** Start of THE RECORDS **

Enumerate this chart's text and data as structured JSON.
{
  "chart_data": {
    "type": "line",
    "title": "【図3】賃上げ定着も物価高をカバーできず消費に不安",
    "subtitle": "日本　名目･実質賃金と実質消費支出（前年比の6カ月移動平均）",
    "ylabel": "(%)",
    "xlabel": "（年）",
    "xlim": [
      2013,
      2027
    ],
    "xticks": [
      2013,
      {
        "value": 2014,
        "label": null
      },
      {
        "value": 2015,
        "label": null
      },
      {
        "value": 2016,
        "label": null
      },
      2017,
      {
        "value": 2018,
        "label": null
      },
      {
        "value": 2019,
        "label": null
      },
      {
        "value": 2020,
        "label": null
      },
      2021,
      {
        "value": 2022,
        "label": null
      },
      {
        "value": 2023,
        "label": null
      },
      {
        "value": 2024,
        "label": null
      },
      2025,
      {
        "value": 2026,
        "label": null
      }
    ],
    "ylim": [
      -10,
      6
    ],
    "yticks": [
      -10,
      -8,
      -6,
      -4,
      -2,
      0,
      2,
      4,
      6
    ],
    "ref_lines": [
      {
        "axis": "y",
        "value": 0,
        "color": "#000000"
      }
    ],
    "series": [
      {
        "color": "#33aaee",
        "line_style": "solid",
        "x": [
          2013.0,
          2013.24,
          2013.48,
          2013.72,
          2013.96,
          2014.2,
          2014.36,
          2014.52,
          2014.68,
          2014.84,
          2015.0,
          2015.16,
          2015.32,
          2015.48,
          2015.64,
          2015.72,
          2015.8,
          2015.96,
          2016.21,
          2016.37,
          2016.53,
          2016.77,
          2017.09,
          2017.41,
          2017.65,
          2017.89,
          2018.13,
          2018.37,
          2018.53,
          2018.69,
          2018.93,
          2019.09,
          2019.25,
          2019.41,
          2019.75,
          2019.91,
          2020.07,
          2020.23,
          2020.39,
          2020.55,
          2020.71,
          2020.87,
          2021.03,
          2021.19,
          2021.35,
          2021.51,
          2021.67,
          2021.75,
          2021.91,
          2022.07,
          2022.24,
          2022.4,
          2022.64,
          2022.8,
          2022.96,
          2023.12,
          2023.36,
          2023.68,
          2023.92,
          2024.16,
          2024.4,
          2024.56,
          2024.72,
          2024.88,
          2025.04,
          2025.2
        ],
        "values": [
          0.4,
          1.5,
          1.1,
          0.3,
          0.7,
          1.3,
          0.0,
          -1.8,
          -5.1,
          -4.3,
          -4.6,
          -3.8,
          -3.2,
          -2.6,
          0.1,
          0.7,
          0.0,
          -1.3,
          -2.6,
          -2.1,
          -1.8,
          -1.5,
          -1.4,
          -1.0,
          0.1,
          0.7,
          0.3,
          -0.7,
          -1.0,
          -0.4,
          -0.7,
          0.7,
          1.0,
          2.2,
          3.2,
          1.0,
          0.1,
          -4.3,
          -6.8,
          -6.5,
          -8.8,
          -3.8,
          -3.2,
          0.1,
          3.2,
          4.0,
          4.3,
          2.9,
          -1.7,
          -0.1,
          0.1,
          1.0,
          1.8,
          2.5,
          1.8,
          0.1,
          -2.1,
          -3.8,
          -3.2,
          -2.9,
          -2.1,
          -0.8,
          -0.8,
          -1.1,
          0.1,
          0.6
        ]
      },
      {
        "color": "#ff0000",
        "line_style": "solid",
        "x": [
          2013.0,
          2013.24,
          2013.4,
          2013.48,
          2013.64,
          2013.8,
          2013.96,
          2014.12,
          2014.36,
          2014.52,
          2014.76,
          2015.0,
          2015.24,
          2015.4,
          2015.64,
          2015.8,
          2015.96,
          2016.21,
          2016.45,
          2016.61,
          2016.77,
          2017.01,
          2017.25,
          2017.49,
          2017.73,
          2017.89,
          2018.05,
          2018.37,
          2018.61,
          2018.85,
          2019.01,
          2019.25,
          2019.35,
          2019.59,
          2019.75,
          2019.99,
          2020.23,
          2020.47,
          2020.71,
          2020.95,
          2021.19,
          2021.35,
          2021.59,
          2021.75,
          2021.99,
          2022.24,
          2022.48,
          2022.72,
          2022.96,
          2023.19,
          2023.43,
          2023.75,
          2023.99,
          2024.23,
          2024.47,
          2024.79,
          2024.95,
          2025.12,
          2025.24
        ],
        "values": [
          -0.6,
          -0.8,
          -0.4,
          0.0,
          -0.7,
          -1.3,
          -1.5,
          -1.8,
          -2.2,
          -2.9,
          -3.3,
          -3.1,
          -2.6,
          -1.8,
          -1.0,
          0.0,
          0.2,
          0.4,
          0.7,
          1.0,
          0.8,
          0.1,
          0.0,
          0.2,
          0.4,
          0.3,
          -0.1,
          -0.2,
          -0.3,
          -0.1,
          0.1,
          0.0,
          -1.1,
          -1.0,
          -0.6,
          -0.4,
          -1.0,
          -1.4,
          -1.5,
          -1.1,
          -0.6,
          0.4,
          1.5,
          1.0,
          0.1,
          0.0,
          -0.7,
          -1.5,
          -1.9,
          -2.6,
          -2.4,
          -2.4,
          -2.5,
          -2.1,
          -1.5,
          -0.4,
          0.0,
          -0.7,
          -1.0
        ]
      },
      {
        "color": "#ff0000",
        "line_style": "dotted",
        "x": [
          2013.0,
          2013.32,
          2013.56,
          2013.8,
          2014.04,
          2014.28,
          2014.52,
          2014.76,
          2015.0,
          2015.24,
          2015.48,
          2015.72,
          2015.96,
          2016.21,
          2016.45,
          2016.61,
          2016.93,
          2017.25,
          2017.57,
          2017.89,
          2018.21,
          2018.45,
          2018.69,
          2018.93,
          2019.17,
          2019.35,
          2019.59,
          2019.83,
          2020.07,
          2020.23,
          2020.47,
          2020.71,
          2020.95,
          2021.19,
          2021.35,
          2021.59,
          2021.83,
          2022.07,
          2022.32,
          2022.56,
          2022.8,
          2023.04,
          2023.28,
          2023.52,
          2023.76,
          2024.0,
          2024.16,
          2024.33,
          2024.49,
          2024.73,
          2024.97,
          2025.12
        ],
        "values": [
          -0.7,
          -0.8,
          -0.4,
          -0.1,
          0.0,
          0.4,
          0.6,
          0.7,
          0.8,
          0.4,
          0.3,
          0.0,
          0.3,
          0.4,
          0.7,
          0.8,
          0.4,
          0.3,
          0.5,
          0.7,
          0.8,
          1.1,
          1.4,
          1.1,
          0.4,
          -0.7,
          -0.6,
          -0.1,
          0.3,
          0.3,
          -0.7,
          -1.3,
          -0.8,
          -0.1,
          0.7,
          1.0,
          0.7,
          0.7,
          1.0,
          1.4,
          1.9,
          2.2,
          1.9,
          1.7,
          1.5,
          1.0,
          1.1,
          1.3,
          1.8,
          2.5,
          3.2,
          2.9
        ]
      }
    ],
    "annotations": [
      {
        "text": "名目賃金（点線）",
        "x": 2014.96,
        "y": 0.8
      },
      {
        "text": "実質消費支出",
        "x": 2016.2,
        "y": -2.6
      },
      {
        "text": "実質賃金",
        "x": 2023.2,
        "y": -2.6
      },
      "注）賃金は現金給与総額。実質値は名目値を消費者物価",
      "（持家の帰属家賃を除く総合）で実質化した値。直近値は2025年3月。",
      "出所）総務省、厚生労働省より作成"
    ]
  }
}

** End of THE RECORDS **

GOAL OF THE EXERCISE: Type the whole listing again, unaltered.

COMPLETE OUTPUT:
Enumerate this chart's text and data as structured JSON.
{
  "chart_data": {
    "type": "line",
    "title": "【図3】賃上げ定着も物価高をカバーできず消費に不安",
    "subtitle": "日本　名目･実質賃金と実質消費支出（前年比の6カ月移動平均）",
    "ylabel": "(%)",
    "xlabel": "（年）",
    "xlim": [
      2013,
      2027
    ],
    "xticks": [
      2013,
      {
        "value": 2014,
        "label": null
      },
      {
        "value": 2015,
        "label": null
      },
      {
        "value": 2016,
        "label": null
      },
      2017,
      {
        "value": 2018,
        "label": null
      },
      {
        "value": 2019,
        "label": null
      },
      {
        "value": 2020,
        "label": null
      },
      2021,
      {
        "value": 2022,
        "label": null
      },
      {
        "value": 2023,
        "label": null
      },
      {
        "value": 2024,
        "label": null
      },
      2025,
      {
        "value": 2026,
        "label": null
      }
    ],
    "ylim": [
      -10,
      6
    ],
    "yticks": [
      -10,
      -8,
      -6,
      -4,
      -2,
      0,
      2,
      4,
      6
    ],
    "ref_lines": [
      {
        "axis": "y",
        "value": 0,
        "color": "#000000"
      }
    ],
    "series": [
      {
        "color": "#33aaee",
        "line_style": "solid",
        "x": [
          2013.0,
          2013.24,
          2013.48,
          2013.72,
          2013.96,
          2014.2,
          2014.36,
          2014.52,
          2014.68,
          2014.84,
          2015.0,
          2015.16,
          2015.32,
          2015.48,
          2015.64,
          2015.72,
          2015.8,
          2015.96,
          2016.21,
          2016.37,
          2016.53,
          2016.77,
          2017.09,
          2017.41,
          2017.65,
          2017.89,
          2018.13,
          2018.37,
          2018.53,
          2018.69,
          2018.93,
          2019.09,
          2019.25,
          2019.41,
          2019.75,
          2019.91,
          2020.07,
          2020.23,
          2020.39,
          2020.55,
          2020.71,
          2020.87,
          2021.03,
          2021.19,
          2021.35,
          2021.51,
          2021.67,
          2021.75,
          2021.91,
          2022.07,
          2022.24,
          2022.4,
          2022.64,
          2022.8,
          2022.96,
          2023.12,
          2023.36,
          2023.68,
          2023.92,
          2024.16,
          2024.4,
          2024.56,
          2024.72,
          2024.88,
          2025.04,
          2025.2
        ],
        "values": [
          0.4,
          1.5,
          1.1,
          0.3,
          0.7,
          1.3,
          0.0,
          -1.8,
          -5.1,
          -4.3,
          -4.6,
          -3.8,
          -3.2,
          -2.6,
          0.1,
          0.7,
          0.0,
          -1.3,
          -2.6,
          -2.1,
          -1.8,
          -1.5,
          -1.4,
          -1.0,
          0.1,
          0.7,
          0.3,
          -0.7,
          -1.0,
          -0.4,
          -0.7,
          0.7,
          1.0,
          2.2,
          3.2,
          1.0,
          0.1,
          -4.3,
          -6.8,
          -6.5,
          -8.8,
          -3.8,
          -3.2,
          0.1,
          3.2,
          4.0,
          4.3,
          2.9,
          -1.7,
          -0.1,
          0.1,
          1.0,
          1.8,
          2.5,
          1.8,
          0.1,
          -2.1,
          -3.8,
          -3.2,
          -2.9,
          -2.1,
          -0.8,
          -0.8,
          -1.1,
          0.1,
          0.6
        ]
      },
      {
        "color": "#ff0000",
        "line_style": "solid",
        "x": [
          2013.0,
          2013.24,
          2013.4,
          2013.48,
          2013.64,
          2013.8,
          2013.96,
          2014.12,
          2014.36,
          2014.52,
          2014.76,
          2015.0,
          2015.24,
          2015.4,
          2015.64,
          2015.8,
          2015.96,
          2016.21,
          2016.45,
          2016.61,
          2016.77,
          2017.01,
          2017.25,
          2017.49,
          2017.73,
          2017.89,
          2018.05,
          2018.37,
          2018.61,
          2018.85,
          2019.01,
          2019.25,
          2019.35,
          2019.59,
          2019.75,
          2019.99,
          2020.23,
          2020.47,
          2020.71,
          2020.95,
          2021.19,
          2021.35,
          2021.59,
          2021.75,
          2021.99,
          2022.24,
          2022.48,
          2022.72,
          2022.96,
          2023.19,
          2023.43,
          2023.75,
          2023.99,
          2024.23,
          2024.47,
          2024.79,
          2024.95,
          2025.12,
          2025.24
        ],
        "values": [
          -0.6,
          -0.8,
          -0.4,
          0.0,
          -0.7,
          -1.3,
          -1.5,
          -1.8,
          -2.2,
          -2.9,
          -3.3,
          -3.1,
          -2.6,
          -1.8,
          -1.0,
          0.0,
          0.2,
          0.4,
          0.7,
          1.0,
          0.8,
          0.1,
          0.0,
          0.2,
          0.4,
          0.3,
          -0.1,
          -0.2,
          -0.3,
          -0.1,
          0.1,
          0.0,
          -1.1,
          -1.0,
          -0.6,
          -0.4,
          -1.0,
          -1.4,
          -1.5,
          -1.1,
          -0.6,
          0.4,
          1.5,
          1.0,
          0.1,
          0.0,
          -0.7,
          -1.5,
          -1.9,
          -2.6,
          -2.4,
          -2.4,
          -2.5,
          -2.1,
          -1.5,
          -0.4,
          0.0,
          -0.7,
          -1.0
        ]
      },
      {
        "color": "#ff0000",
        "line_style": "dotted",
        "x": [
          2013.0,
          2013.32,
          2013.56,
          2013.8,
          2014.04,
          2014.28,
          2014.52,
          2014.76,
          2015.0,
          2015.24,
          2015.48,
          2015.72,
          2015.96,
          2016.21,
          2016.45,
          2016.61,
          2016.93,
          2017.25,
          2017.57,
          2017.89,
          2018.21,
          2018.45,
          2018.69,
          2018.93,
          2019.17,
          2019.35,
          2019.59,
          2019.83,
          2020.07,
          2020.23,
          2020.47,
          2020.71,
          2020.95,
          2021.19,
          2021.35,
          2021.59,
          2021.83,
          2022.07,
          2022.32,
          2022.56,
          2022.8,
          2023.04,
          2023.28,
          2023.52,
          2023.76,
          2024.0,
          2024.16,
          2024.33,
          2024.49,
          2024.73,
          2024.97,
          2025.12
        ],
        "values": [
          -0.7,
          -0.8,
          -0.4,
          -0.1,
          0.0,
          0.4,
          0.6,
          0.7,
          0.8,
          0.4,
          0.3,
          0.0,
          0.3,
          0.4,
          0.7,
          0.8,
          0.4,
          0.3,
          0.5,
          0.7,
          0.8,
          1.1,
          1.4,
          1.1,
          0.4,
          -0.7,
          -0.6,
          -0.1,
          0.3,
          0.3,
          -0.7,
          -1.3,
          -0.8,
          -0.1,
          0.7,
          1.0,
          0.7,
          0.7,
          1.0,
          1.4,
          1.9,
          2.2,
          1.9,
          1.7,
          1.5,
          1.0,
          1.1,
          1.3,
          1.8,
          2.5,
          3.2,
          2.9
        ]
      }
    ],
    "annotations": [
      {
        "text": "名目賃金（点線）",
        "x": 2014.96,
        "y": 0.8
      },
      {
        "text": "実質消費支出",
        "x": 2016.2,
        "y": -2.6
      },
      {
        "text": "実質賃金",
        "x": 2023.2,
        "y": -2.6
      },
      "注）賃金は現金給与総額。実質値は名目値を消費者物価",
      "（持家の帰属家賃を除く総合）で実質化した値。直近値は2025年3月。",
      "出所）総務省、厚生労働省より作成"
    ]
  }
}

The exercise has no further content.